▸ **Objective**:
For the data below, work out how many lines include the string "heat" and report only the number.

▸ **Saved entries**:

· · ·

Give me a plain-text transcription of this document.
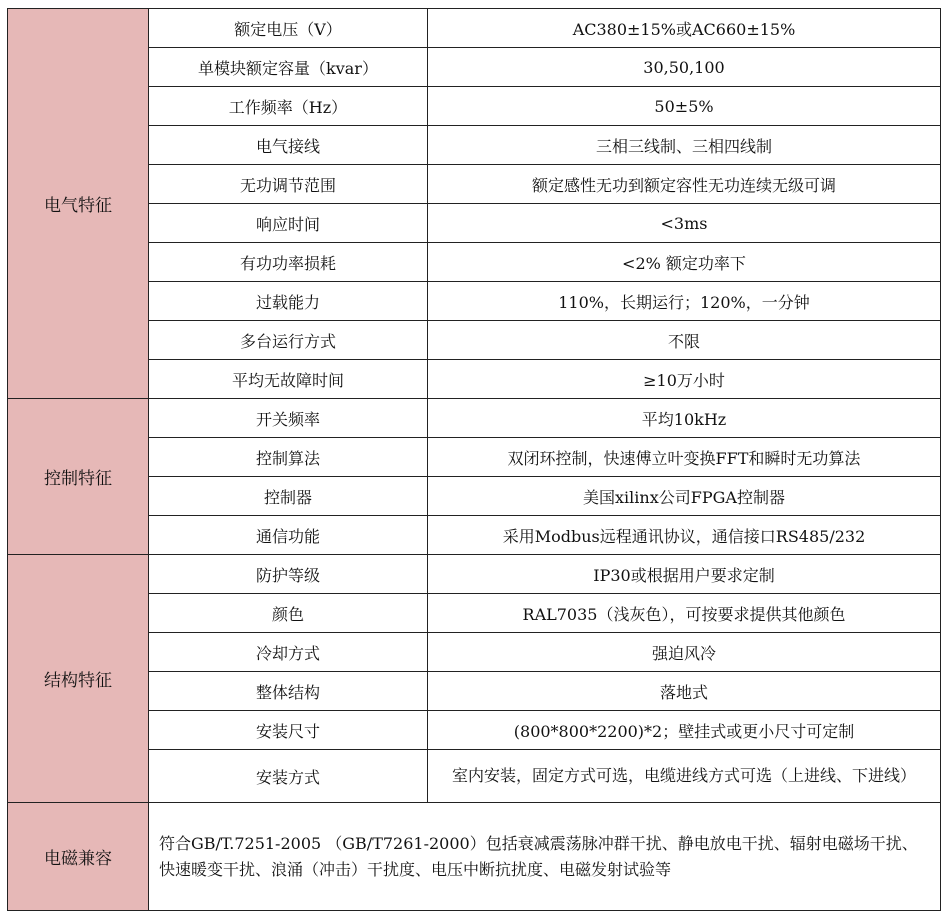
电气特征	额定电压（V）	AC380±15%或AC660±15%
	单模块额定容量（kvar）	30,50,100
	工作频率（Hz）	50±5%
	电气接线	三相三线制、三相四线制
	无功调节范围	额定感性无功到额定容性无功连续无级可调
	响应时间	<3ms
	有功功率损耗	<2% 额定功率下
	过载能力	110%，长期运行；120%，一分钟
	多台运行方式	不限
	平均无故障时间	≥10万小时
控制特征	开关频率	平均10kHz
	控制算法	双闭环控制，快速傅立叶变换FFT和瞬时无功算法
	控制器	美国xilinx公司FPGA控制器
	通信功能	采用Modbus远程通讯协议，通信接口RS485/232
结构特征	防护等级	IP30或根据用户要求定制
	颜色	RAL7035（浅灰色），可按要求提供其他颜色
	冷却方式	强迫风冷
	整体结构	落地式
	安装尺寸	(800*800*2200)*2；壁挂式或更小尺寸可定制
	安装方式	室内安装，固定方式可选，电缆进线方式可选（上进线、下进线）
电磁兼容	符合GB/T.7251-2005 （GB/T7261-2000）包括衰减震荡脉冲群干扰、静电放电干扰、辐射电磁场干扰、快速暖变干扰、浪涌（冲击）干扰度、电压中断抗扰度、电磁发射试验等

· · ·

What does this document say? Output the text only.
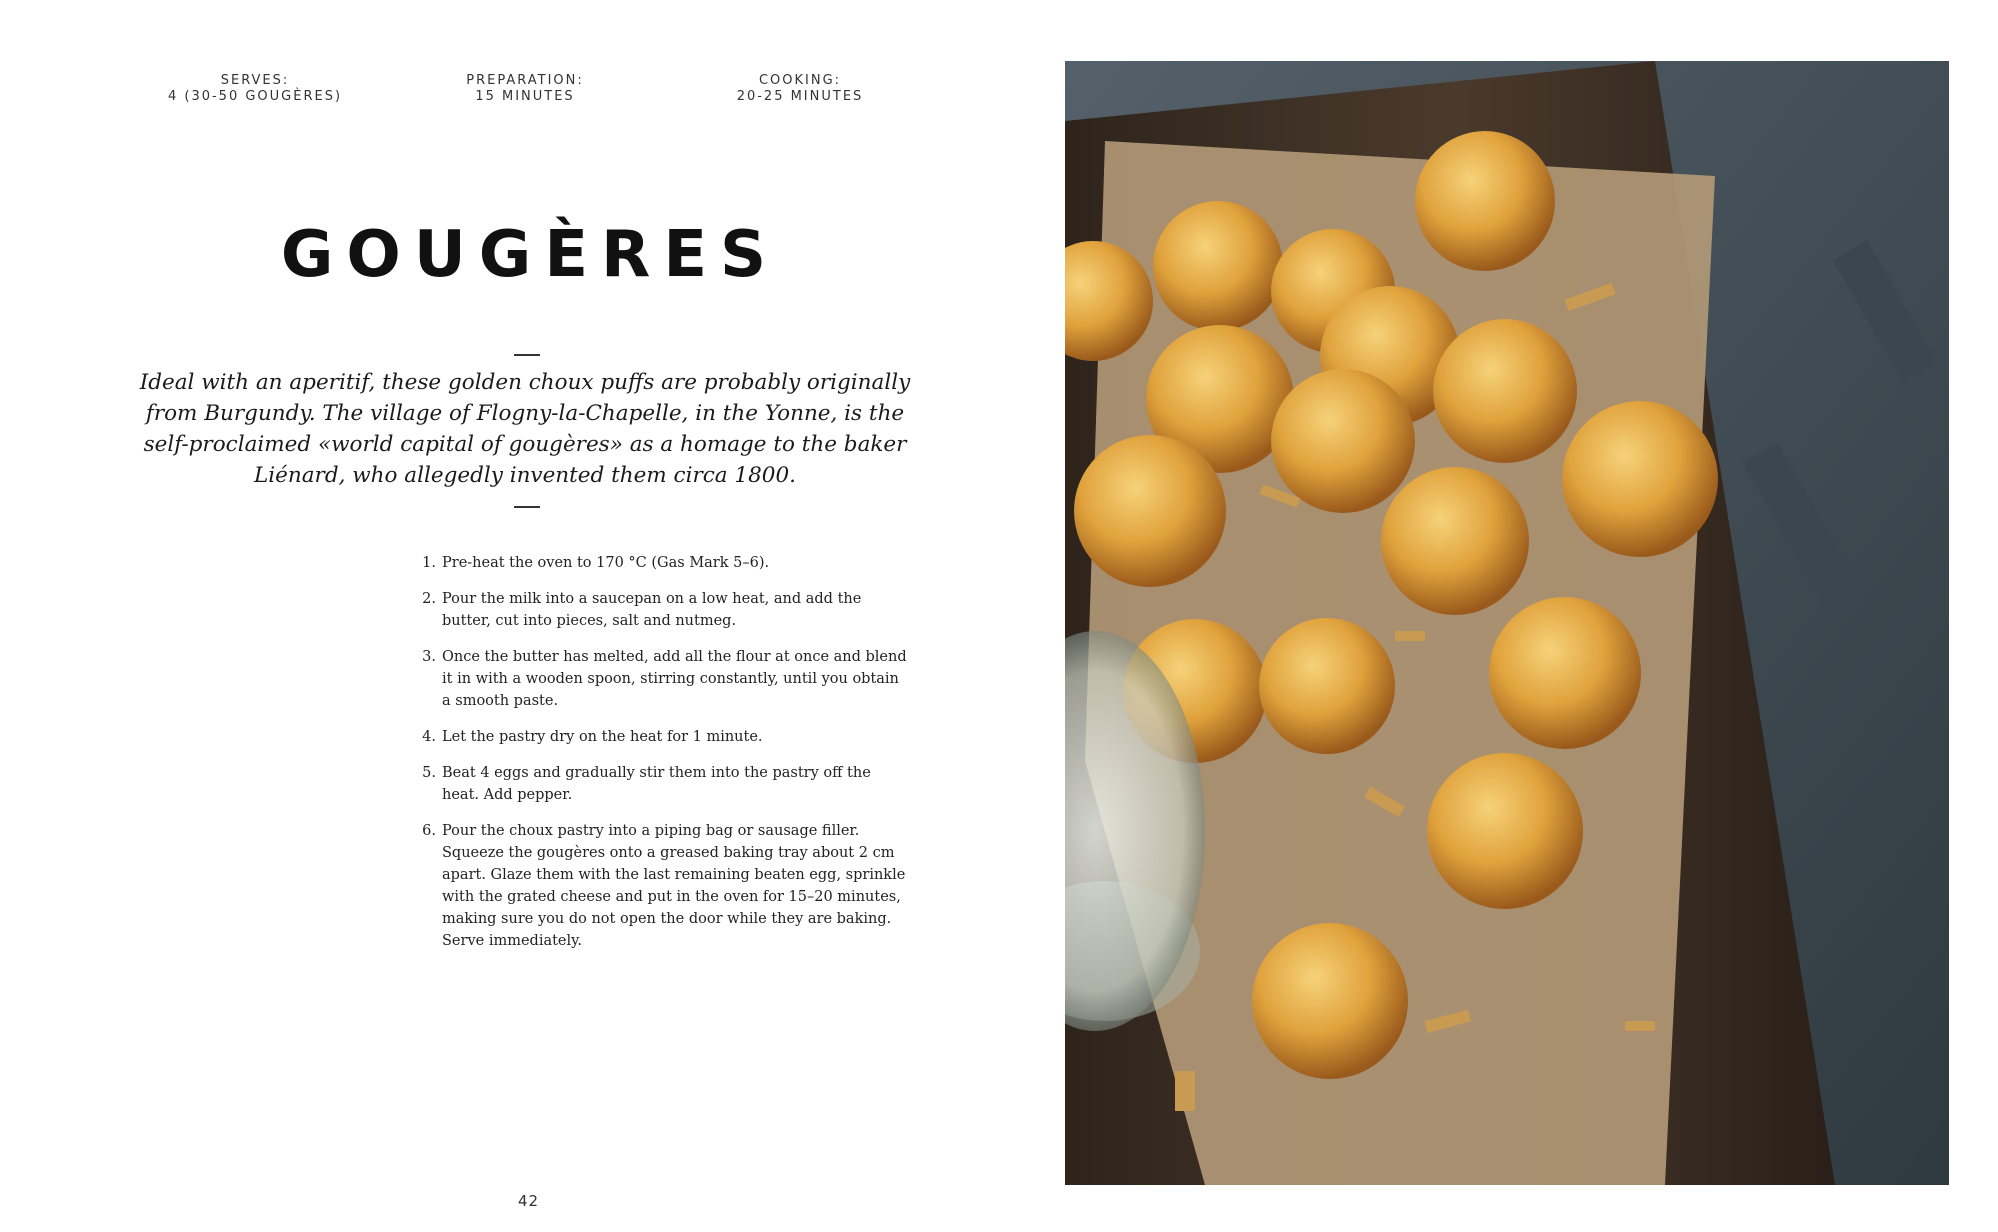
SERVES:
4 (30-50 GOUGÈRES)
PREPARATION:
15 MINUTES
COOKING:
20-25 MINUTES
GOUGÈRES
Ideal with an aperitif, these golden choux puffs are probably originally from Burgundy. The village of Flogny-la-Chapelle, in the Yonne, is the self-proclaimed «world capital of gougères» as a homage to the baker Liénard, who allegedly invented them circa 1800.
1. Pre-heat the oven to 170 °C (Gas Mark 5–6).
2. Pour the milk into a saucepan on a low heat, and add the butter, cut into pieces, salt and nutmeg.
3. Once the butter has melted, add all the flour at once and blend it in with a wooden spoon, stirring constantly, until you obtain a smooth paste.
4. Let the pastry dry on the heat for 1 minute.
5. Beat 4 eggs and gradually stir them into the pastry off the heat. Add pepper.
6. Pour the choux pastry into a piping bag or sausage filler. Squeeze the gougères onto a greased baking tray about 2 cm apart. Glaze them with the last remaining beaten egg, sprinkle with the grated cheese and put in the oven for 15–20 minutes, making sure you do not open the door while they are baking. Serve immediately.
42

· · ·

▸ **Solved exercise**:
4